Exactly as given, repeat all of the entries.

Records
..........

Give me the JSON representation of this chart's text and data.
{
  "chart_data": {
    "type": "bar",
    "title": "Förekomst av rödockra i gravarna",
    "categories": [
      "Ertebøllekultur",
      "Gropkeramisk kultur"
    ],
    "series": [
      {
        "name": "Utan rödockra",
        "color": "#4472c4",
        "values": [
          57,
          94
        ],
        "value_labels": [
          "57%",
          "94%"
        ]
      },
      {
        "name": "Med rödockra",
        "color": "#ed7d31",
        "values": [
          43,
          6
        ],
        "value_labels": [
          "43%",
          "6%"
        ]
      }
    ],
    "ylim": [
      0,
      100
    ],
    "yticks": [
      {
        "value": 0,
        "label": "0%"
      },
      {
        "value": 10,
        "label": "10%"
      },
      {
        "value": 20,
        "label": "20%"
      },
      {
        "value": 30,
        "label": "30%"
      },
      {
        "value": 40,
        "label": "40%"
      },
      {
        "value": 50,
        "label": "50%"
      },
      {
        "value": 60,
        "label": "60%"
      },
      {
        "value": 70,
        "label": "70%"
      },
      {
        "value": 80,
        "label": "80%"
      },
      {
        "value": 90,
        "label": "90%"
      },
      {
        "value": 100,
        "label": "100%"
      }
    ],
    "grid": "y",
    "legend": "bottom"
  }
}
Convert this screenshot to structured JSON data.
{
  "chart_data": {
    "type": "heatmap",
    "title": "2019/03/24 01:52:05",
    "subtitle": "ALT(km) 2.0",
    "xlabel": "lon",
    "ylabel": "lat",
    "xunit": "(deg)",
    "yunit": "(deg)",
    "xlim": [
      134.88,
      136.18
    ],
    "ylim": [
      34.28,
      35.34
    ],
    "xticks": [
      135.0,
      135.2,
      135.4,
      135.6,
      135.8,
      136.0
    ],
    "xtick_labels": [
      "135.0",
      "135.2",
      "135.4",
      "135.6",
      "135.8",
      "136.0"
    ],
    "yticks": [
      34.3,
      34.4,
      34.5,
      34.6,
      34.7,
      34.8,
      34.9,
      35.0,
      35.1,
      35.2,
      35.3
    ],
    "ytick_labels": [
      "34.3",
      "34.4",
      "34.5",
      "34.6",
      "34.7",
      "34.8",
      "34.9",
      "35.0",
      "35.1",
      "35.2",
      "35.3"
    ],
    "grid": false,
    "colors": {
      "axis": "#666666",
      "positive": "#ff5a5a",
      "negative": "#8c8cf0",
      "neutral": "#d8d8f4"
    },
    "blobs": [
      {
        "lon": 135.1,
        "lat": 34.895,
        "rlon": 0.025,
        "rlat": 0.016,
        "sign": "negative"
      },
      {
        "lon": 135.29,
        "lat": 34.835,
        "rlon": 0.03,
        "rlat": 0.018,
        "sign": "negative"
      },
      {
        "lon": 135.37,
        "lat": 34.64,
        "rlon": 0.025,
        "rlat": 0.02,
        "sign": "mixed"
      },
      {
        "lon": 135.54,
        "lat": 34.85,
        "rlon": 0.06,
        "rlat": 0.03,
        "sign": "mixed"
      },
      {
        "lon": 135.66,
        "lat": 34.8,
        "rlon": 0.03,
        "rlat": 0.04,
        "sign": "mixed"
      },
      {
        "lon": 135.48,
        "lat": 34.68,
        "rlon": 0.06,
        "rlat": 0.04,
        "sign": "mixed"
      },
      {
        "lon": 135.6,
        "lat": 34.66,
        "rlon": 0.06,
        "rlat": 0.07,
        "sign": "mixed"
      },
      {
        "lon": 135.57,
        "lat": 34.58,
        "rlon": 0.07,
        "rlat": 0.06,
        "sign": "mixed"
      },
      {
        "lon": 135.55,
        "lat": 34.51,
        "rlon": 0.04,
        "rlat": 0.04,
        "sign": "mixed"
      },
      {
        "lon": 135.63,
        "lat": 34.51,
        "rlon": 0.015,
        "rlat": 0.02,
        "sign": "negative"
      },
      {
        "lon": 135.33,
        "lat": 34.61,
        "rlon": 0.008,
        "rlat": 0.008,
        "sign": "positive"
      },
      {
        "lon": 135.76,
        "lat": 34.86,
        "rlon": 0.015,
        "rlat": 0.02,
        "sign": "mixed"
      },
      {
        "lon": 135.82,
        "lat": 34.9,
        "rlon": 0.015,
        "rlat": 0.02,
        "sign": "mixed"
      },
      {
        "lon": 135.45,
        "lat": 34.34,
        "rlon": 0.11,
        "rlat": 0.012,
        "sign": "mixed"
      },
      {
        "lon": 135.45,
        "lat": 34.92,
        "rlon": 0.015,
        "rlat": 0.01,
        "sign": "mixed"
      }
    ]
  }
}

..........

_Answer for the task:_
Give me the JSON representation of this chart's text and data.
{
  "chart_data": {
    "type": "bar",
    "title": "Förekomst av rödockra i gravarna",
    "categories": [
      "Ertebøllekultur",
      "Gropkeramisk kultur"
    ],
    "series": [
      {
        "name": "Utan rödockra",
        "color": "#4472c4",
        "values": [
          57,
          94
        ],
        "value_labels": [
          "57%",
          "94%"
        ]
      },
      {
        "name": "Med rödockra",
        "color": "#ed7d31",
        "values": [
          43,
          6
        ],
        "value_labels": [
          "43%",
          "6%"
        ]
      }
    ],
    "ylim": [
      0,
      100
    ],
    "yticks": [
      {
        "value": 0,
        "label": "0%"
      },
      {
        "value": 10,
        "label": "10%"
      },
      {
        "value": 20,
        "label": "20%"
      },
      {
        "value": 30,
        "label": "30%"
      },
      {
        "value": 40,
        "label": "40%"
      },
      {
        "value": 50,
        "label": "50%"
      },
      {
        "value": 60,
        "label": "60%"
      },
      {
        "value": 70,
        "label": "70%"
      },
      {
        "value": 80,
        "label": "80%"
      },
      {
        "value": 90,
        "label": "90%"
      },
      {
        "value": 100,
        "label": "100%"
      }
    ],
    "grid": "y",
    "legend": "bottom"
  }
}
Convert this screenshot to structured JSON data.
{
  "chart_data": {
    "type": "heatmap",
    "title": "2019/03/24 01:52:05",
    "subtitle": "ALT(km) 2.0",
    "xlabel": "lon",
    "ylabel": "lat",
    "xunit": "(deg)",
    "yunit": "(deg)",
    "xlim": [
      134.88,
      136.18
    ],
    "ylim": [
      34.28,
      35.34
    ],
    "xticks": [
      135.0,
      135.2,
      135.4,
      135.6,
      135.8,
      136.0
    ],
    "xtick_labels": [
      "135.0",
      "135.2",
      "135.4",
      "135.6",
      "135.8",
      "136.0"
    ],
    "yticks": [
      34.3,
      34.4,
      34.5,
      34.6,
      34.7,
      34.8,
      34.9,
      35.0,
      35.1,
      35.2,
      35.3
    ],
    "ytick_labels": [
      "34.3",
      "34.4",
      "34.5",
      "34.6",
      "34.7",
      "34.8",
      "34.9",
      "35.0",
      "35.1",
      "35.2",
      "35.3"
    ],
    "grid": false,
    "colors": {
      "axis": "#666666",
      "positive": "#ff5a5a",
      "negative": "#8c8cf0",
      "neutral": "#d8d8f4"
    },
    "blobs": [
      {
        "lon": 135.1,
        "lat": 34.895,
        "rlon": 0.025,
        "rlat": 0.016,
        "sign": "negative"
      },
      {
        "lon": 135.29,
        "lat": 34.835,
        "rlon": 0.03,
        "rlat": 0.018,
        "sign": "negative"
      },
      {
        "lon": 135.37,
        "lat": 34.64,
        "rlon": 0.025,
        "rlat": 0.02,
        "sign": "mixed"
      },
      {
        "lon": 135.54,
        "lat": 34.85,
        "rlon": 0.06,
        "rlat": 0.03,
        "sign": "mixed"
      },
      {
        "lon": 135.66,
        "lat": 34.8,
        "rlon": 0.03,
        "rlat": 0.04,
        "sign": "mixed"
      },
      {
        "lon": 135.48,
        "lat": 34.68,
        "rlon": 0.06,
        "rlat": 0.04,
        "sign": "mixed"
      },
      {
        "lon": 135.6,
        "lat": 34.66,
        "rlon": 0.06,
        "rlat": 0.07,
        "sign": "mixed"
      },
      {
        "lon": 135.57,
        "lat": 34.58,
        "rlon": 0.07,
        "rlat": 0.06,
        "sign": "mixed"
      },
      {
        "lon": 135.55,
        "lat": 34.51,
        "rlon": 0.04,
        "rlat": 0.04,
        "sign": "mixed"
      },
      {
        "lon": 135.63,
        "lat": 34.51,
        "rlon": 0.015,
        "rlat": 0.02,
        "sign": "negative"
      },
      {
        "lon": 135.33,
        "lat": 34.61,
        "rlon": 0.008,
        "rlat": 0.008,
        "sign": "positive"
      },
      {
        "lon": 135.76,
        "lat": 34.86,
        "rlon": 0.015,
        "rlat": 0.02,
        "sign": "mixed"
      },
      {
        "lon": 135.82,
        "lat": 34.9,
        "rlon": 0.015,
        "rlat": 0.02,
        "sign": "mixed"
      },
      {
        "lon": 135.45,
        "lat": 34.34,
        "rlon": 0.11,
        "rlat": 0.012,
        "sign": "mixed"
      },
      {
        "lon": 135.45,
        "lat": 34.92,
        "rlon": 0.015,
        "rlat": 0.01,
        "sign": "mixed"
      }
    ]
  }
}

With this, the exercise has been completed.